=== The request ===
In the records that follow, locate every line with "content" and extract it.

=== Given data ===

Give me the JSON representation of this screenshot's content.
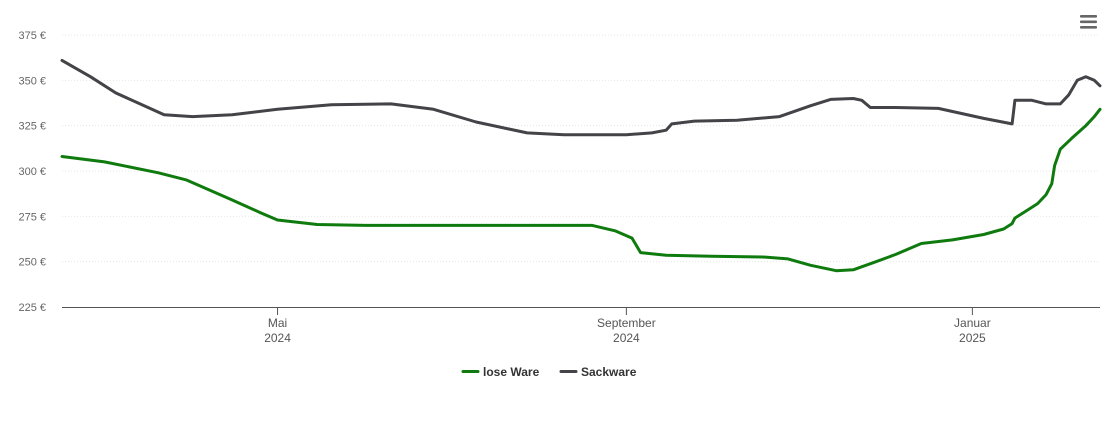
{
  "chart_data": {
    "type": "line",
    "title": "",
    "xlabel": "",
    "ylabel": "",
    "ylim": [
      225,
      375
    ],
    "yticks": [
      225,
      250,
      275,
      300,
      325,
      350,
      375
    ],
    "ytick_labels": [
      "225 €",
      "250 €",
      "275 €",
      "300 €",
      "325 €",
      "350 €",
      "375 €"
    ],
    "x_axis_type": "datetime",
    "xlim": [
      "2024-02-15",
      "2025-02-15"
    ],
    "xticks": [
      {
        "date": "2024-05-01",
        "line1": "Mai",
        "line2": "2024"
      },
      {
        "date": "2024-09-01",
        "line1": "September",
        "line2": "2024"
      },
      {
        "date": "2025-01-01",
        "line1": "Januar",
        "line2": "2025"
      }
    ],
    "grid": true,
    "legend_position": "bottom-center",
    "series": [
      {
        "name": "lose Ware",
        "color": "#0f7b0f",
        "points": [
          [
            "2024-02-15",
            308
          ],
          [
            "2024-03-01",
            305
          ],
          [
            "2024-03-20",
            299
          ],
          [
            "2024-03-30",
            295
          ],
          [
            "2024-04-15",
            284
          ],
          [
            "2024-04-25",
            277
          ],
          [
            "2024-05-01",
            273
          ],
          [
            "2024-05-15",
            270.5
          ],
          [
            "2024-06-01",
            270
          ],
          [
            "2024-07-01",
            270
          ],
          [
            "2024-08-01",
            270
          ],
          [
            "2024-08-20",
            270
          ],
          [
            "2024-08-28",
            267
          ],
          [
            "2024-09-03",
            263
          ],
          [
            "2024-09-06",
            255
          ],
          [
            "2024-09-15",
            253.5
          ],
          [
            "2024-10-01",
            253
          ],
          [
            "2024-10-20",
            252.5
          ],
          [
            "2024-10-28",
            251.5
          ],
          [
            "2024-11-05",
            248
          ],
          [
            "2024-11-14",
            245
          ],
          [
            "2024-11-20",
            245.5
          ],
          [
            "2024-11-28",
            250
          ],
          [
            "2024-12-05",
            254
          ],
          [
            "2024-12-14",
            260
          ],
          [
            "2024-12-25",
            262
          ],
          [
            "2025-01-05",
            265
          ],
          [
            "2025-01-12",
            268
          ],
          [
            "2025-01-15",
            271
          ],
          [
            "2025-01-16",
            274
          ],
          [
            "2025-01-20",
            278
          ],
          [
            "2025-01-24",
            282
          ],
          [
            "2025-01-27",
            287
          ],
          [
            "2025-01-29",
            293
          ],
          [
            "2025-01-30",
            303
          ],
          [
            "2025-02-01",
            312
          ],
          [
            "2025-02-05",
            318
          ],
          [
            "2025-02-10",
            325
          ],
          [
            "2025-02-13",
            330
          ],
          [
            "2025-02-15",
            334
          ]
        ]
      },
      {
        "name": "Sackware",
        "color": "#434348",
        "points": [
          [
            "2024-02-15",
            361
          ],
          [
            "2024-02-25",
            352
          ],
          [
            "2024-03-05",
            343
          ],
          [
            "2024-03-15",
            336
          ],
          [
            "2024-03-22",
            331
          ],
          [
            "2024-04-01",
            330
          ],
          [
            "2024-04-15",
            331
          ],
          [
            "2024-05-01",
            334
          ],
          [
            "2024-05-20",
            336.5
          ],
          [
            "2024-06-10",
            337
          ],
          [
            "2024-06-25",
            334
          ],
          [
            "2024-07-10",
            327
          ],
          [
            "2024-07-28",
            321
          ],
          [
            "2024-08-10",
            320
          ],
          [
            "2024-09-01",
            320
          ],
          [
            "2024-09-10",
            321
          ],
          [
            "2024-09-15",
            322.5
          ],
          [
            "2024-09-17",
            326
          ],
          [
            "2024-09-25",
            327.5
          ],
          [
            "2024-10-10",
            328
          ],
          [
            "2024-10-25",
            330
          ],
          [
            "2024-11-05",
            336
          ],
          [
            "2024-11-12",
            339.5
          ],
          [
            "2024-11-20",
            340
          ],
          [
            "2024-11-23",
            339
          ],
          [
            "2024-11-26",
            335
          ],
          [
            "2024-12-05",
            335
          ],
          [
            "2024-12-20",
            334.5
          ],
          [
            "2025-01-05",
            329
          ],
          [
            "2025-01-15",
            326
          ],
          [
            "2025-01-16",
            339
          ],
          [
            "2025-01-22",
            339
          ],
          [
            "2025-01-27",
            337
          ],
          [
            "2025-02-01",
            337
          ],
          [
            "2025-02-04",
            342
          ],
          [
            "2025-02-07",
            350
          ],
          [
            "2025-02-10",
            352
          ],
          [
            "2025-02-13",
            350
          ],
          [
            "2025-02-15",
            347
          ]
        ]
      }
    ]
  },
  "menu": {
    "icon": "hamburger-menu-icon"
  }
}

--

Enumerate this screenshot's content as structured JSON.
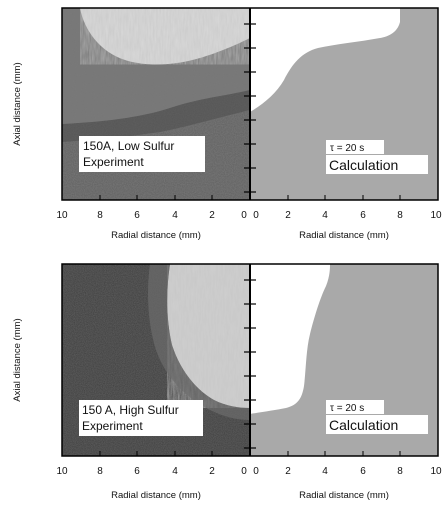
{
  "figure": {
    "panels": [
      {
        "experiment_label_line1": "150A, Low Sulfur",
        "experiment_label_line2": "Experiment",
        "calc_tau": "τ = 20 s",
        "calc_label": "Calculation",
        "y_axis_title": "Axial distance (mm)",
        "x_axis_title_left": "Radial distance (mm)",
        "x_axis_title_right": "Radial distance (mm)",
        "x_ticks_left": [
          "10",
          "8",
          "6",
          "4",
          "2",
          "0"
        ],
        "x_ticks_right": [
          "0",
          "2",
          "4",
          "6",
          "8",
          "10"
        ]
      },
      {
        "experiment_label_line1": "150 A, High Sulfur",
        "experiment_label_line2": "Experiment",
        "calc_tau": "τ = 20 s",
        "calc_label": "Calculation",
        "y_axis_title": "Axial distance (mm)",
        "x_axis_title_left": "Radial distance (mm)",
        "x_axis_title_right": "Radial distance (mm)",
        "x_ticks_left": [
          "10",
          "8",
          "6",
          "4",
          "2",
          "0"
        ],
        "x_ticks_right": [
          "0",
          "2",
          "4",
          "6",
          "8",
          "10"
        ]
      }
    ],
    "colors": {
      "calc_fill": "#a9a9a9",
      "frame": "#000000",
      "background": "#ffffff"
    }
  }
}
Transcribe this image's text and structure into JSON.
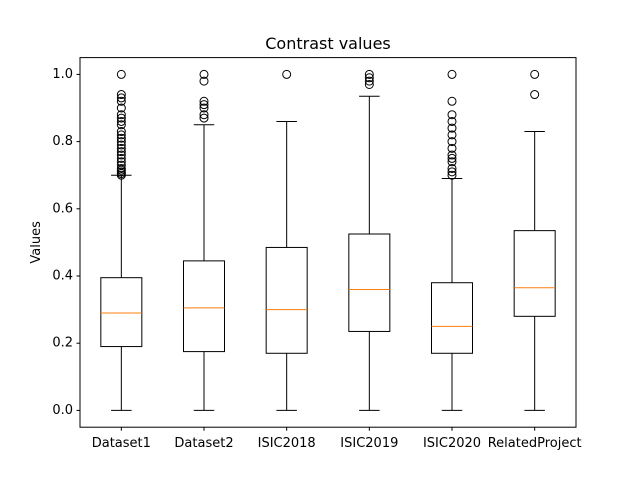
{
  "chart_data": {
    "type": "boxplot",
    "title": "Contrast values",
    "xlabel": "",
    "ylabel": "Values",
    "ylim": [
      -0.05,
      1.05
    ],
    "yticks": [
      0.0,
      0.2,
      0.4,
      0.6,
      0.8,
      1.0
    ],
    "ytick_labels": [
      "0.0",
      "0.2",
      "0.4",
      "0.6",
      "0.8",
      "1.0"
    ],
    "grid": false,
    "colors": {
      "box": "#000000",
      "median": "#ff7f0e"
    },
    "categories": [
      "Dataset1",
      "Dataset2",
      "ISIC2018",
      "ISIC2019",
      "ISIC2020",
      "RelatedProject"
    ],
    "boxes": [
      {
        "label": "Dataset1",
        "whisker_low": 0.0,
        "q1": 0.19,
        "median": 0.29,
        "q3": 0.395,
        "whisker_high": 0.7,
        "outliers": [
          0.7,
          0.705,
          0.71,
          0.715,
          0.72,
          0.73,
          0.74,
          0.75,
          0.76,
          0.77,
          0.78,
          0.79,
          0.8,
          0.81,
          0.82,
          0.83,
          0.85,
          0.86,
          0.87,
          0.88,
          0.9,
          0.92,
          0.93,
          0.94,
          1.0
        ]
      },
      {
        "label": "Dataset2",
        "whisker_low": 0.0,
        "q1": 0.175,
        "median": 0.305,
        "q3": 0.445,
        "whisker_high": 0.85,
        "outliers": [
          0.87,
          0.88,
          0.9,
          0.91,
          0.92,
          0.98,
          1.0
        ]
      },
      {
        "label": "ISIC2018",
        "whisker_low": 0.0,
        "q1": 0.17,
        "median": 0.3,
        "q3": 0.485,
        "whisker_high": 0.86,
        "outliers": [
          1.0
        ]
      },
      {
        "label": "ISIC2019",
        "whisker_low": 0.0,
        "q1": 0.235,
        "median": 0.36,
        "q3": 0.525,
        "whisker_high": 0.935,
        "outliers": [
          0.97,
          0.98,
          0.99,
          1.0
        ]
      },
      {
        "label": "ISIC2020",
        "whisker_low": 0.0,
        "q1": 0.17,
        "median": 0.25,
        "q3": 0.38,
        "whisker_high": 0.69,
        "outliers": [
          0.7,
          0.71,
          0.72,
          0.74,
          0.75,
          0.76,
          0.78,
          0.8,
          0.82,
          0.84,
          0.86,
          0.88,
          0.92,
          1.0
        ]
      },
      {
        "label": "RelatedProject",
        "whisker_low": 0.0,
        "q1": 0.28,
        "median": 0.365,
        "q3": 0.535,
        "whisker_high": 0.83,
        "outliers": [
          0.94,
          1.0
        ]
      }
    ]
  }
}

=== Answer to the problem ===
Give me the JSON representation of this screenshot's content.
Enumerate this screenshot's content as structured JSON.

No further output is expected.